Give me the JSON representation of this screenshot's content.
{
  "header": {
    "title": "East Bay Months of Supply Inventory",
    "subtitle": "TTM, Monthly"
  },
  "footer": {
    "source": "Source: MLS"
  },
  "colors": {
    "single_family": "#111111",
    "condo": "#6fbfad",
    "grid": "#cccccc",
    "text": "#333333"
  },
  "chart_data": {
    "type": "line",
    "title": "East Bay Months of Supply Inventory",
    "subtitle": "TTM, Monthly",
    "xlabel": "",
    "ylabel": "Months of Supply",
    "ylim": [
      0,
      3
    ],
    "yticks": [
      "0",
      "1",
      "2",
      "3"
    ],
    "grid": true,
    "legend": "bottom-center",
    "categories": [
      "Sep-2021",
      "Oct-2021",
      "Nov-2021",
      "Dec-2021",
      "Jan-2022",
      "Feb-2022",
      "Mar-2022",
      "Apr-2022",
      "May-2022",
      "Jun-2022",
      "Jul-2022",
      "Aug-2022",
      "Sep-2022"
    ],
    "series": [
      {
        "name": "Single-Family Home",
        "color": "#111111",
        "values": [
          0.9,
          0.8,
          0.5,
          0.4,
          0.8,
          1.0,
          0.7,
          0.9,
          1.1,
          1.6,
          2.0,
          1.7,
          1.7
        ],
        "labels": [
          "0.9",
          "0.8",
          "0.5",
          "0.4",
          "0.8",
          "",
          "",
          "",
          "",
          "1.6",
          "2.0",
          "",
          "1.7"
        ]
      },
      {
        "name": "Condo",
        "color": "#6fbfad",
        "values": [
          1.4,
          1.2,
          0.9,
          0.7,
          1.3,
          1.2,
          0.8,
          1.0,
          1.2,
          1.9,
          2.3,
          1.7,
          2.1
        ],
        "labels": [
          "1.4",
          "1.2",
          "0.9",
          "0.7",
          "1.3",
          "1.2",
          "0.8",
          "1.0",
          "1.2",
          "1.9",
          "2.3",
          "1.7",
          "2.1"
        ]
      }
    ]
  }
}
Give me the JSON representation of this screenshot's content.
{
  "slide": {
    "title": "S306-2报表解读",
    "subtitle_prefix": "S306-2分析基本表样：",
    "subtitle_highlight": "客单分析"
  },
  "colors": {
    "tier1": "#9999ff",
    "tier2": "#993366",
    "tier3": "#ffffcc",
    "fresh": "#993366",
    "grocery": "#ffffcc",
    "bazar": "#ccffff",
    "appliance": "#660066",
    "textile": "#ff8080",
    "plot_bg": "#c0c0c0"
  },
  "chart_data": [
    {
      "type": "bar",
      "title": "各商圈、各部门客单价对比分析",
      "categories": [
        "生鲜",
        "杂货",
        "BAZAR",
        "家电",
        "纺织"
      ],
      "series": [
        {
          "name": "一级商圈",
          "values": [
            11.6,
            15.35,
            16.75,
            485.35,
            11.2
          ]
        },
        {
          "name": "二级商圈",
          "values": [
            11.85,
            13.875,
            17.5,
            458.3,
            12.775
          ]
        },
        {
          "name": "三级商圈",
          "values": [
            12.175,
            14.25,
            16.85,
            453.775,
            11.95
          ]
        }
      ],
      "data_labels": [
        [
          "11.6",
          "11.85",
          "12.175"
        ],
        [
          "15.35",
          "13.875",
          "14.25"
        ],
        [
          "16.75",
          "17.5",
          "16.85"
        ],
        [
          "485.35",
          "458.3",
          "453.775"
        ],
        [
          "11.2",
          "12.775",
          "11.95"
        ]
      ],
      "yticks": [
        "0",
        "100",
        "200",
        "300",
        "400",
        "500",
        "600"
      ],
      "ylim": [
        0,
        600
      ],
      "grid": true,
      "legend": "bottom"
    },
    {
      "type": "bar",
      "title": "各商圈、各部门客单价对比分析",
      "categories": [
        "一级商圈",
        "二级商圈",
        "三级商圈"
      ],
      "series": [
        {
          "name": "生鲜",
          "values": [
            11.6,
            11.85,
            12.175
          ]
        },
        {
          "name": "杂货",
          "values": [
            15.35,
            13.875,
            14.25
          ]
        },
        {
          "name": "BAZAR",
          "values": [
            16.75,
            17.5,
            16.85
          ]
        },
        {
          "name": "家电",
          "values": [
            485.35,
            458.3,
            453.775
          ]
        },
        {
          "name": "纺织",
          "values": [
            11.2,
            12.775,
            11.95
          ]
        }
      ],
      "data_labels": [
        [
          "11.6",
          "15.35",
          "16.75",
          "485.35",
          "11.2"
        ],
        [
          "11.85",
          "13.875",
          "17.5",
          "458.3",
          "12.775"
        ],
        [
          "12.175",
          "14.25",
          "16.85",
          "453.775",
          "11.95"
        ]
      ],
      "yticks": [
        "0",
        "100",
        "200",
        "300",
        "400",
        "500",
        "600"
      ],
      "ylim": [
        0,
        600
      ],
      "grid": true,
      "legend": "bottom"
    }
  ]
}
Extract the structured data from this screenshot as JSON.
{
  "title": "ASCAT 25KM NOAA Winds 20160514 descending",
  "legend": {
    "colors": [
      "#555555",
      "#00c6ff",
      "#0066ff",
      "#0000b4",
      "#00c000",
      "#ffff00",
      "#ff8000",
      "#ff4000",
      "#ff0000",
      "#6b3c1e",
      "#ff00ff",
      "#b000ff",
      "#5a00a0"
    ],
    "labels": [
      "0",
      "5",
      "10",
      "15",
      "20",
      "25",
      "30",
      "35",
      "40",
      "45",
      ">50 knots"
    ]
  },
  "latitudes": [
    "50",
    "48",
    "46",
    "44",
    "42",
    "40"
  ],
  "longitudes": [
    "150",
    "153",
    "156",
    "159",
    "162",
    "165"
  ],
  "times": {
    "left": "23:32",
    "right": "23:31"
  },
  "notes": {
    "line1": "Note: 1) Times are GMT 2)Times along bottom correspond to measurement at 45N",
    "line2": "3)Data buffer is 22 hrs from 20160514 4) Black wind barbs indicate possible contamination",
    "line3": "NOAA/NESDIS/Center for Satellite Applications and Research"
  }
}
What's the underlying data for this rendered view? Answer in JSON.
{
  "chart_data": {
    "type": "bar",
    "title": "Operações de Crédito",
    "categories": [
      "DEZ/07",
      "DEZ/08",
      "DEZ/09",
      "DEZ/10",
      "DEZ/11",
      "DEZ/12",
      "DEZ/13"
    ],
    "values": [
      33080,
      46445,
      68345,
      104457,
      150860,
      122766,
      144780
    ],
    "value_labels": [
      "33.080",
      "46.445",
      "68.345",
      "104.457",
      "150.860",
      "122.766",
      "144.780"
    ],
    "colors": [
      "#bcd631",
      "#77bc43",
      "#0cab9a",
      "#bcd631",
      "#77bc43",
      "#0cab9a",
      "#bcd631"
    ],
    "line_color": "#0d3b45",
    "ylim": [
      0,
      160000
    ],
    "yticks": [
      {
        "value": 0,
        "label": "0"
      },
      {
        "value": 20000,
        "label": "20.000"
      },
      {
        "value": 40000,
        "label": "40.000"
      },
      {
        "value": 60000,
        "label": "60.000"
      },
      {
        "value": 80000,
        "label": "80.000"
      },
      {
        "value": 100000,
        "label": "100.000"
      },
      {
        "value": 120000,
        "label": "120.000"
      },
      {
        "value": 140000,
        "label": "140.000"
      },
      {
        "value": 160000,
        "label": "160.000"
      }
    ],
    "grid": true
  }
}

******

What you have to do: Scan the material above. Copy each line that holds the word "JSON".

Right answer:
Give me the JSON representation of this screenshot's content.
Give me the JSON representation of this screenshot's content.
Extract the structured data from this screenshot as JSON.
What's the underlying data for this rendered view? Answer in JSON.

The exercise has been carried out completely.